Things to do in London with the kids this half term
Whether you live in the capital or are visiting on a London city break, you’ll know it can be difficult to think of ways to entertain the kids. Travelzoo has come to your rescue for half term, with this list of family favourites from our 101 Things to do in London guide. You’re welcome!
Get to Greenwich for distractions galore
There are just so many things to see and do in this historic corner of London. You could straddle the Meridian Line, snoop around the Cutty Sark, marvel at Nelson’s uniform in the National Maritime Museum or head to the Royal Observatory. While you’re there, stop in at the Astronomy Centre and get your kids to touch the meteorite in the lobby (for free). It’s 4.5 billion years old and proudly sports a sign that claims it is “the oldest object you will ever touch”. Guaranteed to blow any young scientist’s mind…
Drive, fly & sail down memory lane
If your little ones are into vehicles and trains, the London Transport Museum will definitely float their boat. Go back to the 1800s and examine the horse-drawn carriages that once carted people around. Then head to the first floor and check out the first steam-powered underground engine and an old wooden railway coach you can actually board – just the ticket for train nerds.
Treat them to cronuts at Dominique Ansel bakery
Welcome to Dominique Ansel, the home of the cronut. Yes, that’s a croissant-doughnut hybrid and yes, it’s exactly as good as it sounds. Assuming your children have been sufficiently well behaved, this would make for a great treat stop. You should probably try one yourself, just to be on the safe side. There are other goodies to enjoy too, including a sumptuous hot chocolate with magic flowering marshmallow.
Take the Harry Potter Studio Tour
The Warner Bros Studio Tour gives you a chance to get close to many of the sets and props from the Harry Potter movies – it’s the closest you’ll get to beeing inside Hogwarts itself. Saunter down Diagon Alley, explore the Great Hall at Hogwarts, drink a flagon of Butterbeer, and discover the secrets behind the films’ special effects and animatronics.
Come face-to-face with nature’s most awe-inspiring beasts at the Natural History Museum
The Natural History Museum is a cavernous space full of wonders from the natural world. Take an escalator through “the centre of the earth”, experience the ground shaking in an earthquake simulator and even get up close with a giant squid. Encounters with this astonishing creature, as well as many other spectacular exhibits, are available on special private tours.

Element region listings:

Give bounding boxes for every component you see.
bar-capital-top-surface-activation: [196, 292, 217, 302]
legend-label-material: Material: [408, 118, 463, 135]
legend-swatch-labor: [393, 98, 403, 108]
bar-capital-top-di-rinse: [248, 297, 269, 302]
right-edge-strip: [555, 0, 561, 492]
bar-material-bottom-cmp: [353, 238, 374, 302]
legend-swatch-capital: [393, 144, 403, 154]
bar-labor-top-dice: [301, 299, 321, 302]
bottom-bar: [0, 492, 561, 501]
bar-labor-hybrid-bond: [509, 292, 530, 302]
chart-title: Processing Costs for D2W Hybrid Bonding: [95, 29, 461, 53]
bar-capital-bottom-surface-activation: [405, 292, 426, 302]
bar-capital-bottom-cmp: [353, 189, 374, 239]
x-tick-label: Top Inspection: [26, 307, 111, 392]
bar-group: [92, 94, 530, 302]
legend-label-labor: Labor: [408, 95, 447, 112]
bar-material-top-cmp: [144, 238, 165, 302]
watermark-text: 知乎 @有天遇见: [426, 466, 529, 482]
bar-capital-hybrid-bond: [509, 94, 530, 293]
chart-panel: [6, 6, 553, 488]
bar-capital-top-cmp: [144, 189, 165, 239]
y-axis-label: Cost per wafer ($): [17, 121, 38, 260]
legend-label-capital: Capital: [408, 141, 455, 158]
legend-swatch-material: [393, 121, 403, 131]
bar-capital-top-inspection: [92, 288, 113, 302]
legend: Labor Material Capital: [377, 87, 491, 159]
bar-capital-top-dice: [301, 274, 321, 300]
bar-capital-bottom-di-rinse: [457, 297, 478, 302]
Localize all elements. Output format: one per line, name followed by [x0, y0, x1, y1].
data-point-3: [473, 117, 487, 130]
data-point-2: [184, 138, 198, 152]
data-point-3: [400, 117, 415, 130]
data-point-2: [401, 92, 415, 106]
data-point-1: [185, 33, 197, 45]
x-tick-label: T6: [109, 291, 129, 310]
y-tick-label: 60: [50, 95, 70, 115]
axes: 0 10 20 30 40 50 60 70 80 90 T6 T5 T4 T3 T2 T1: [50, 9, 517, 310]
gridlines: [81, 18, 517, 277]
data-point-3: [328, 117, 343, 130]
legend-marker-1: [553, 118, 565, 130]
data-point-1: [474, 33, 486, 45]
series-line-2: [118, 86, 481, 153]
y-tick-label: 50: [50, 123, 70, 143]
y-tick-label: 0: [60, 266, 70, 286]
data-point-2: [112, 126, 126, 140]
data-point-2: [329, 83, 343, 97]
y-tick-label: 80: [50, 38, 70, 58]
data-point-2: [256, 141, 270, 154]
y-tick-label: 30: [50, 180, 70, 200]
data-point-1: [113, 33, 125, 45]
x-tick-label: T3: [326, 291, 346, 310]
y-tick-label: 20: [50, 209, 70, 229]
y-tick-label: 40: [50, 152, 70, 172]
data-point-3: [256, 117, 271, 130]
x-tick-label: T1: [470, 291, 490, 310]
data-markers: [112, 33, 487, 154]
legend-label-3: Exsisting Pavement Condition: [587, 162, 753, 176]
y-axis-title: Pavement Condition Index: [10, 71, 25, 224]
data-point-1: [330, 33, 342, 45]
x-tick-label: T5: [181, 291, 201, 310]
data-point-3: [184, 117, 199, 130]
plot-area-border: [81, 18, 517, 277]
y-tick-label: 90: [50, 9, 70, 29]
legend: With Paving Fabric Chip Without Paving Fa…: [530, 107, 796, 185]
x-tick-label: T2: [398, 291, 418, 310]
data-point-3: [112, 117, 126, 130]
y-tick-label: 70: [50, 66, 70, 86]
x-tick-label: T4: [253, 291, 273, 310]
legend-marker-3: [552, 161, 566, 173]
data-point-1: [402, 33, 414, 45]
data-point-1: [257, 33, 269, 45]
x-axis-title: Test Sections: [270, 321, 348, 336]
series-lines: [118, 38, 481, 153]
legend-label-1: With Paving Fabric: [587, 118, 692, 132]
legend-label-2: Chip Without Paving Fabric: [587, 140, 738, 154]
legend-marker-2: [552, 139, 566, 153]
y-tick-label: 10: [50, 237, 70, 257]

→ **Stated goal 1**: Quote the stretch of the London half-term guide from "Take the Harry" through "special private tours.", word for word.
→ **Stated goal 2**: Can you print the records from their first line through the line containing "legend-swatch-capital: [393, 144, 403, 154]", both ends included, with nothing changed?

→ **Correct output 1**:
Take the Harry Potter Studio Tour
The Warner Bros Studio Tour gives you a chance to get close to many of the sets and props from the Harry Potter movies – it’s the closest you’ll get to beeing inside Hogwarts itself. Saunter down Diagon Alley, explore the Great Hall at Hogwarts, drink a flagon of Butterbeer, and discover the secrets behind the films’ special effects and animatronics.
Come face-to-face with nature’s most awe-inspiring beasts at the Natural History Museum
The Natural History Museum is a cavernous space full of wonders from the natural world. Take an escalator through “the centre of the earth”, experience the ground shaking in an earthquake simulator and even get up close with a giant squid. Encounters with this astonishing creature, as well as many other spectacular exhibits, are available on special private tours.

→ **Correct output 2**:
Give bounding boxes for every component you see.
bar-capital-top-surface-activation: [196, 292, 217, 302]
legend-label-material: Material: [408, 118, 463, 135]
legend-swatch-labor: [393, 98, 403, 108]
bar-capital-top-di-rinse: [248, 297, 269, 302]
right-edge-strip: [555, 0, 561, 492]
bar-material-bottom-cmp: [353, 238, 374, 302]
legend-swatch-capital: [393, 144, 403, 154]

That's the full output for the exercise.